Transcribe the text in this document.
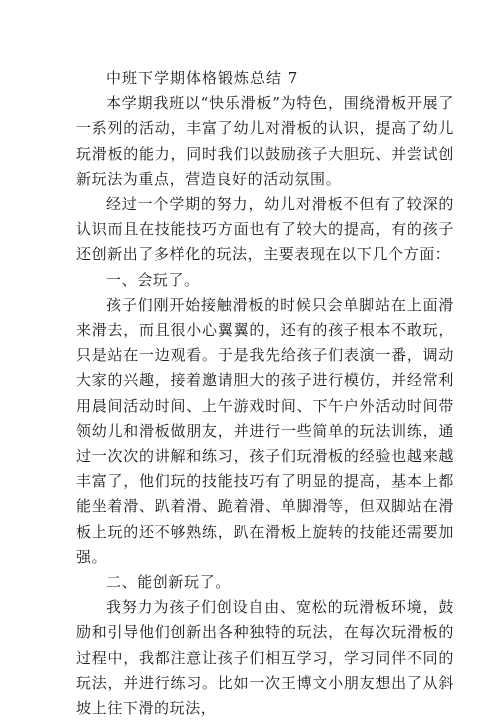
中班下学期体格锻炼总结 7

本学期我班以“快乐滑板”为特色，围绕滑板开展了一系列的活动，丰富了幼儿对滑板的认识，提高了幼儿玩滑板的能力，同时我们以鼓励孩子大胆玩、并尝试创新玩法为重点，营造良好的活动氛围。

经过一个学期的努力，幼儿对滑板不但有了较深的认识而且在技能技巧方面也有了较大的提高，有的孩子还创新出了多样化的玩法，主要表现在以下几个方面：

一、会玩了。

孩子们刚开始接触滑板的时候只会单脚站在上面滑来滑去，而且很小心翼翼的，还有的孩子根本不敢玩，只是站在一边观看。于是我先给孩子们表演一番，调动大家的兴趣，接着邀请胆大的孩子进行模仿，并经常利用晨间活动时间、上午游戏时间、下午户外活动时间带领幼儿和滑板做朋友，并进行一些简单的玩法训练，通过一次次的讲解和练习，孩子们玩滑板的经验也越来越丰富了，他们玩的技能技巧有了明显的提高，基本上都能坐着滑、趴着滑、跪着滑、单脚滑等，但双脚站在滑板上玩的还不够熟练，趴在滑板上旋转的技能还需要加强。

二、能创新玩了。

我努力为孩子们创设自由、宽松的玩滑板环境，鼓励和引导他们创新出各种独特的玩法，在每次玩滑板的过程中，我都注意让孩子们相互学习，学习同伴不同的玩法，并进行练习。比如一次王博文小朋友想出了从斜坡上往下滑的玩法，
────────
The exercise: Return the entries unchanged, save for the pictures, which do not belong in the copy.

Solution to the exercise:
Transcribe the text in this document.
中班下学期体格锻炼总结 7

本学期我班以“快乐滑板”为特色，围绕滑板开展了一系列的活动，丰富了幼儿对滑板的认识，提高了幼儿玩滑板的能力，同时我们以鼓励孩子大胆玩、并尝试创新玩法为重点，营造良好的活动氛围。

经过一个学期的努力，幼儿对滑板不但有了较深的认识而且在技能技巧方面也有了较大的提高，有的孩子还创新出了多样化的玩法，主要表现在以下几个方面：

一、会玩了。

孩子们刚开始接触滑板的时候只会单脚站在上面滑来滑去，而且很小心翼翼的，还有的孩子根本不敢玩，只是站在一边观看。于是我先给孩子们表演一番，调动大家的兴趣，接着邀请胆大的孩子进行模仿，并经常利用晨间活动时间、上午游戏时间、下午户外活动时间带领幼儿和滑板做朋友，并进行一些简单的玩法训练，通过一次次的讲解和练习，孩子们玩滑板的经验也越来越丰富了，他们玩的技能技巧有了明显的提高，基本上都能坐着滑、趴着滑、跪着滑、单脚滑等，但双脚站在滑板上玩的还不够熟练，趴在滑板上旋转的技能还需要加强。

二、能创新玩了。

我努力为孩子们创设自由、宽松的玩滑板环境，鼓励和引导他们创新出各种独特的玩法，在每次玩滑板的过程中，我都注意让孩子们相互学习，学习同伴不同的玩法，并进行练习。比如一次王博文小朋友想出了从斜坡上往下滑的玩法，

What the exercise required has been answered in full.